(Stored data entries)
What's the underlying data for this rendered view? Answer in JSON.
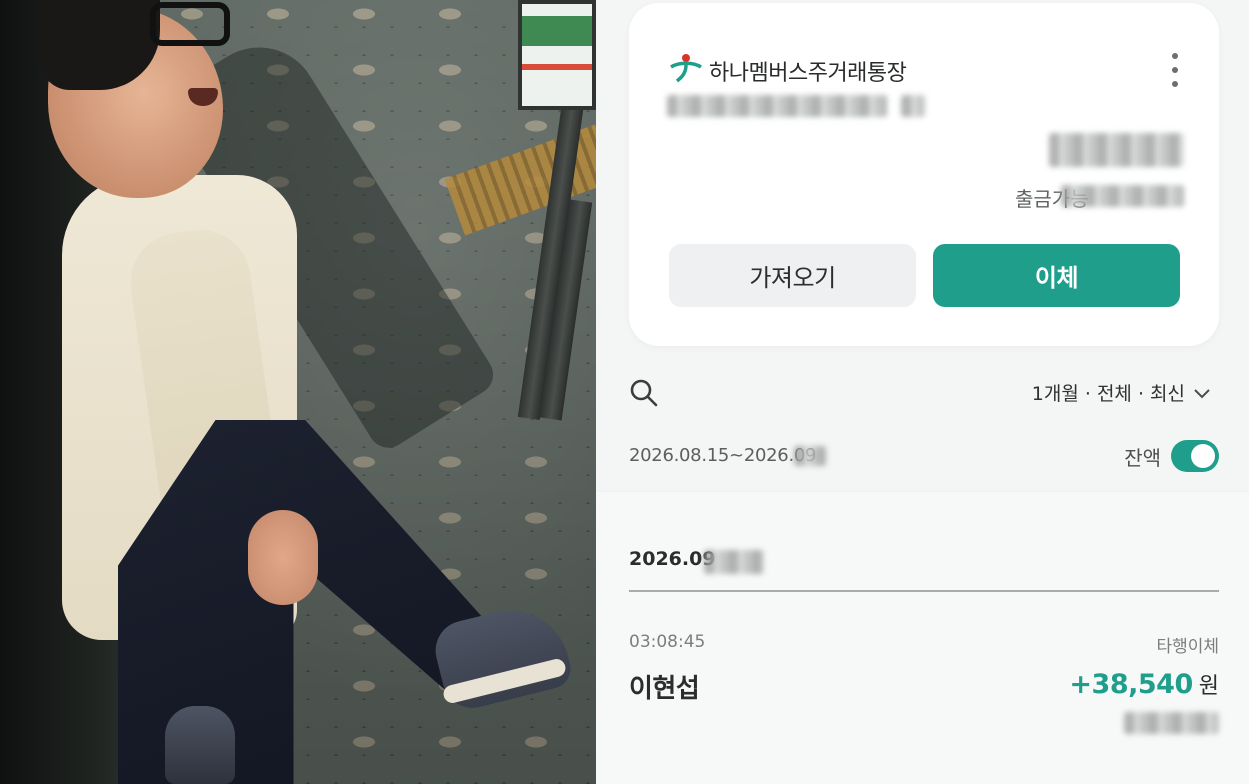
{
  "account": {
    "name": "하나멤버스주거래통장",
    "withdraw_label": "출금가능"
  },
  "buttons": {
    "get_label": "가져오기",
    "transfer_label": "이체"
  },
  "filters": {
    "summary": "1개월 · 전체 · 최신",
    "date_range": "2026.08.15~2026.09",
    "balance_label": "잔액",
    "balance_toggle_on": true
  },
  "transactions": {
    "group_date": "2026.09",
    "items": [
      {
        "time": "03:08:45",
        "type": "타행이체",
        "name": "이현섭",
        "amount": "+38,540",
        "unit": "원"
      }
    ]
  },
  "colors": {
    "accent": "#1f9e8b",
    "card_bg": "#ffffff",
    "app_bg": "#f4f6f5"
  },
  "icons": {
    "logo": "hana-bank-logo",
    "more": "more-vertical-icon",
    "search": "search-icon",
    "chevron": "chevron-down-icon"
  }
}
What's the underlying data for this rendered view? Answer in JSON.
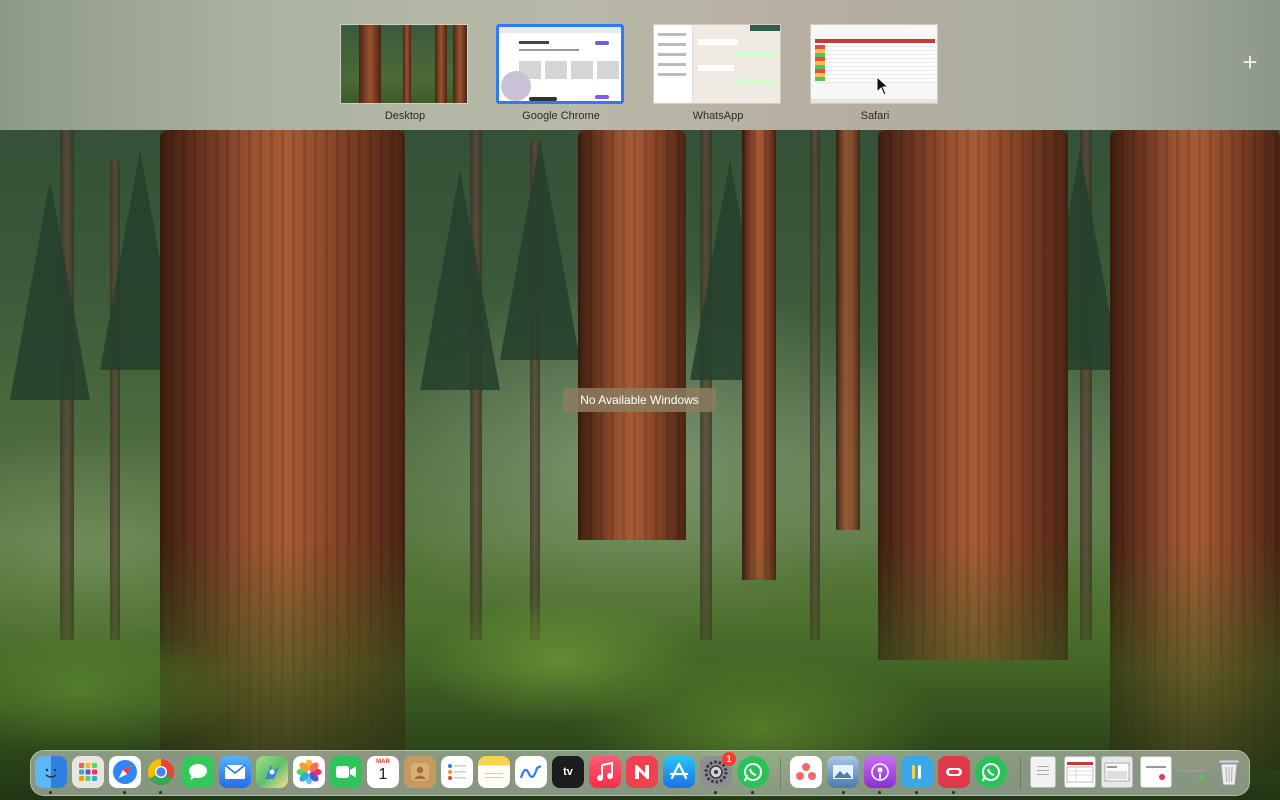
{
  "spaces": [
    {
      "label": "Desktop",
      "selected": false
    },
    {
      "label": "Google Chrome",
      "selected": true
    },
    {
      "label": "WhatsApp",
      "selected": false
    },
    {
      "label": "Safari",
      "selected": false
    }
  ],
  "add_space_glyph": "+",
  "message": "No Available Windows",
  "dock": {
    "apps": [
      {
        "name": "finder-icon",
        "color": "#3d8ef0",
        "running": true
      },
      {
        "name": "launchpad-icon",
        "color": "#e9e6e0",
        "running": false
      },
      {
        "name": "safari-icon",
        "color": "#2f86f6",
        "running": true
      },
      {
        "name": "chrome-icon",
        "color": "#ffffff",
        "running": true
      },
      {
        "name": "messages-icon",
        "color": "#34c759",
        "running": false
      },
      {
        "name": "mail-icon",
        "color": "#3b8cf5",
        "running": false
      },
      {
        "name": "maps-icon",
        "color": "#5fbf6a",
        "running": false
      },
      {
        "name": "photos-icon",
        "color": "#ffffff",
        "running": false
      },
      {
        "name": "facetime-icon",
        "color": "#2fc459",
        "running": false
      },
      {
        "name": "calendar-icon",
        "color": "#ffffff",
        "running": false
      },
      {
        "name": "contacts-icon",
        "color": "#c8995e",
        "running": false
      },
      {
        "name": "reminders-icon",
        "color": "#ffffff",
        "running": false
      },
      {
        "name": "notes-icon",
        "color": "#f7d34a",
        "running": false
      },
      {
        "name": "freeform-icon",
        "color": "#ffffff",
        "running": false
      },
      {
        "name": "apple-tv-icon",
        "color": "#1c1c1e",
        "running": false
      },
      {
        "name": "music-icon",
        "color": "#fa3b5a",
        "running": false
      },
      {
        "name": "news-icon",
        "color": "#f1414e",
        "running": false
      },
      {
        "name": "app-store-icon",
        "color": "#2b8cf6",
        "running": false
      },
      {
        "name": "system-settings-icon",
        "color": "#8e8e93",
        "running": true
      },
      {
        "name": "whatsapp-icon",
        "color": "#29c25a",
        "running": true
      },
      {
        "name": "asana-icon",
        "color": "#ffffff",
        "running": false
      },
      {
        "name": "preview-icon",
        "color": "#6c8fb8",
        "running": true
      },
      {
        "name": "podcasts-icon",
        "color": "#a347e3",
        "running": true
      },
      {
        "name": "keeper-icon",
        "color": "#3aa7e8",
        "running": true
      },
      {
        "name": "edge-like-icon",
        "color": "#e0394b",
        "running": true
      },
      {
        "name": "whatsapp-alt-icon",
        "color": "#29c25a",
        "running": false
      }
    ],
    "settings_badge": "1",
    "calendar_month": "MAR",
    "calendar_day": "1",
    "tv_label": "tv"
  }
}
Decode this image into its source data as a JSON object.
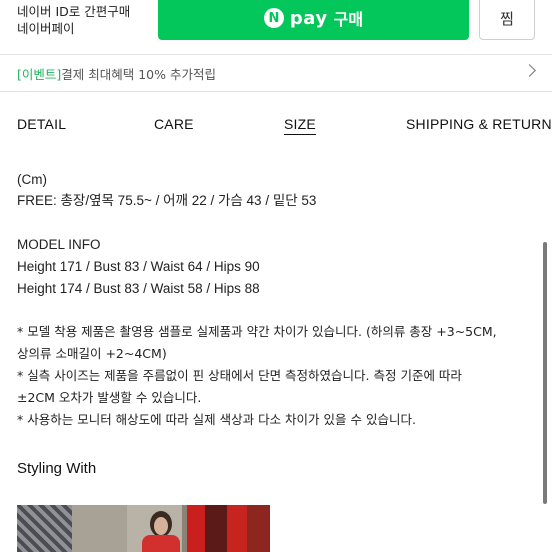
{
  "npay": {
    "info_line1": "네이버 ID로 간편구매",
    "info_line2": "네이버페이",
    "logo_letter": "N",
    "button_label": "pay",
    "button_suffix": "구매",
    "zzim_label": "찜"
  },
  "event": {
    "tag": "[이벤트]",
    "text": "결제 최대혜택 10% 추가적립"
  },
  "tabs": [
    {
      "label": "DETAIL"
    },
    {
      "label": "CARE"
    },
    {
      "label": "SIZE",
      "active": true
    },
    {
      "label": "SHIPPING & RETURN"
    }
  ],
  "size_info": {
    "unit": "(Cm)",
    "free_line": "FREE: 총장/옆목 75.5~ / 어깨 22 / 가슴 43 / 밑단 53"
  },
  "model_info": {
    "heading": "MODEL INFO",
    "lines": [
      "Height 171 / Bust 83 / Waist 64 / Hips 90",
      "Height 174 / Bust 83 / Waist 58 / Hips 88"
    ]
  },
  "notes": [
    "* 모델 착용 제품은 촬영용 샘플로 실제품과 약간 차이가 있습니다. (하의류 총장 +3~5CM,",
    "상의류 소매길이 +2~4CM)",
    "* 실측 사이즈는 제품을 주름없이 핀 상태에서 단면 측정하였습니다. 측정 기준에 따라",
    "±2CM 오차가 발생할 수 있습니다.",
    "* 사용하는 모니터 해상도에 따라 실제 색상과 다소 차이가 있을 수 있습니다."
  ],
  "styling": {
    "title": "Styling With"
  }
}
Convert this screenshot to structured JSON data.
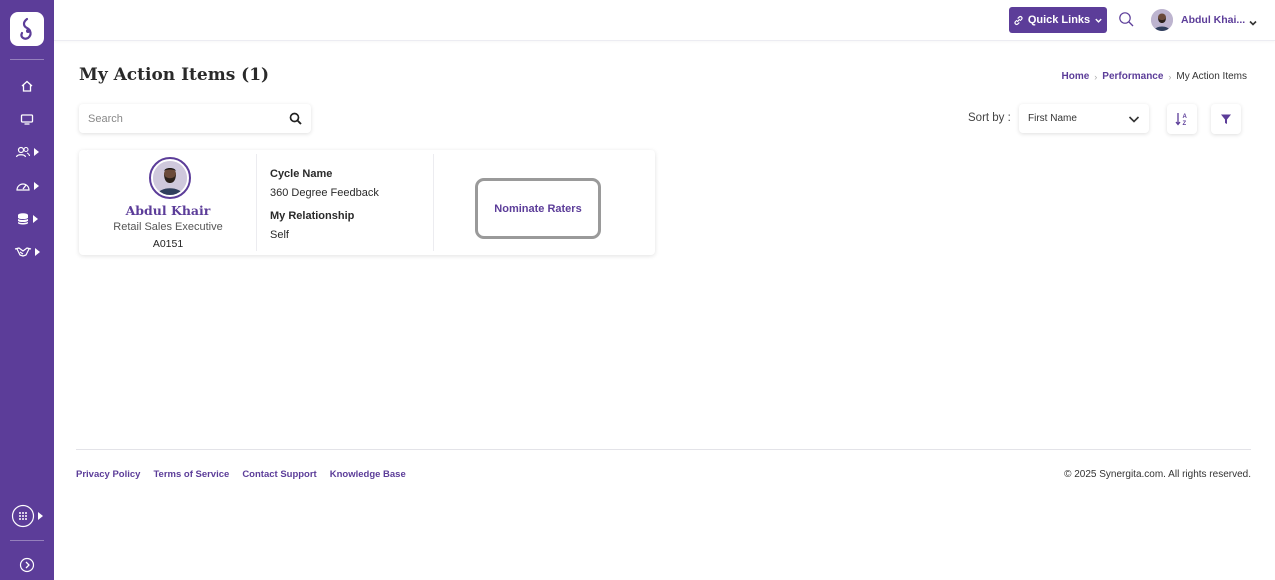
{
  "topbar": {
    "quick_links_label": "Quick Links",
    "user_name": "Abdul Khai..."
  },
  "page": {
    "title": "My Action Items (1)"
  },
  "breadcrumb": {
    "items": [
      "Home",
      "Performance",
      "My Action Items"
    ]
  },
  "search": {
    "placeholder": "Search",
    "value": ""
  },
  "sort": {
    "label": "Sort by :",
    "selected": "First Name"
  },
  "action_item": {
    "employee_name": "Abdul Khair",
    "employee_title": "Retail Sales Executive",
    "employee_id": "A0151",
    "cycle_label": "Cycle Name",
    "cycle_value": "360 Degree Feedback",
    "relationship_label": "My Relationship",
    "relationship_value": "Self",
    "action_label": "Nominate Raters"
  },
  "footer": {
    "links": [
      "Privacy Policy",
      "Terms of Service",
      "Contact Support",
      "Knowledge Base"
    ],
    "copyright": "© 2025 Synergita.com. All rights reserved."
  },
  "colors": {
    "brand": "#5c3d99",
    "highlight_border": "#9a9a9a"
  },
  "icons": {
    "sidebar": [
      "home-icon",
      "desktop-icon",
      "people-icon",
      "dashboard-gauge-icon",
      "database-icon",
      "handshake-icon",
      "apps-grid-icon",
      "expand-icon"
    ],
    "topbar": [
      "link-icon",
      "search-icon",
      "chevron-down-icon"
    ],
    "toolbar": [
      "search-icon",
      "chevron-down-icon",
      "sort-alpha-icon",
      "filter-icon"
    ]
  }
}
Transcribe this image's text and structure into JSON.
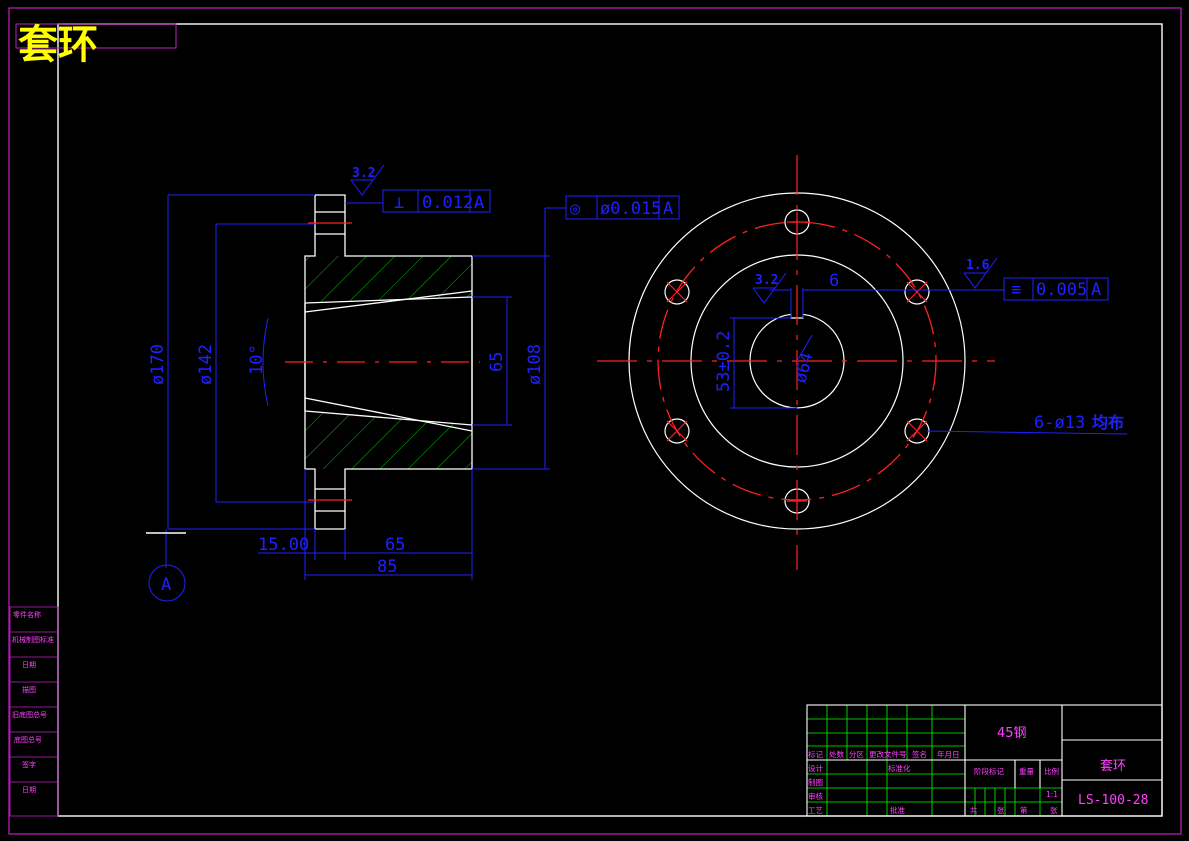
{
  "title_corner": "套环",
  "colors": {
    "frame": "#c020c0",
    "outline": "#ffffff",
    "dim": "#2020ff",
    "center": "#ff2020",
    "hatch": "#00c000",
    "title_text": "#ffff00",
    "grid": "#00ff00",
    "label": "#ff40ff"
  },
  "left_view": {
    "dims": {
      "d170": "ø170",
      "d142": "ø142",
      "d108": "ø108",
      "d65": "65",
      "angle": "10°",
      "w15": "15.00",
      "w65": "65",
      "w85": "85"
    },
    "roughness": "3.2",
    "tolerance_perp": {
      "symbol": "⊥",
      "value": "0.012",
      "datum": "A"
    },
    "tolerance_conc": {
      "symbol": "◎",
      "value": "ø0.015",
      "datum": "A"
    },
    "datum_label": "A"
  },
  "right_view": {
    "dims": {
      "d64": "ø64",
      "key_width": "6",
      "key_depth": "53±0.2",
      "holes": "6-ø13",
      "holes_note": "均布"
    },
    "roughness_key": "3.2",
    "roughness_face": "1.6",
    "tolerance_sym": {
      "symbol": "≡",
      "value": "0.005",
      "datum": "A"
    }
  },
  "left_strip": [
    "零件名称",
    "机械制图标准",
    "日期",
    "描图",
    "旧底图总号",
    "底图总号",
    "签字",
    "日期"
  ],
  "title_block": {
    "material": "45钢",
    "part_name": "套环",
    "drawing_no": "LS-100-28",
    "header_row": [
      "标记",
      "处数",
      "分区",
      "更改文件号",
      "签名",
      "年月日"
    ],
    "rows": [
      "设计",
      "制图",
      "审核",
      "工艺"
    ],
    "standard_label": "标准化",
    "approve_label": "批准",
    "stage_label": "阶段标记",
    "weight_label": "重量",
    "scale_label": "比例",
    "scale_value": "1:1",
    "sheet_row": [
      "共",
      "张",
      "第",
      "张"
    ]
  }
}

→ TASK DESCRIPTION
Report the number of lines in the listing above that include the word "down", and nothing else.

→ ANSWER IN FULL
3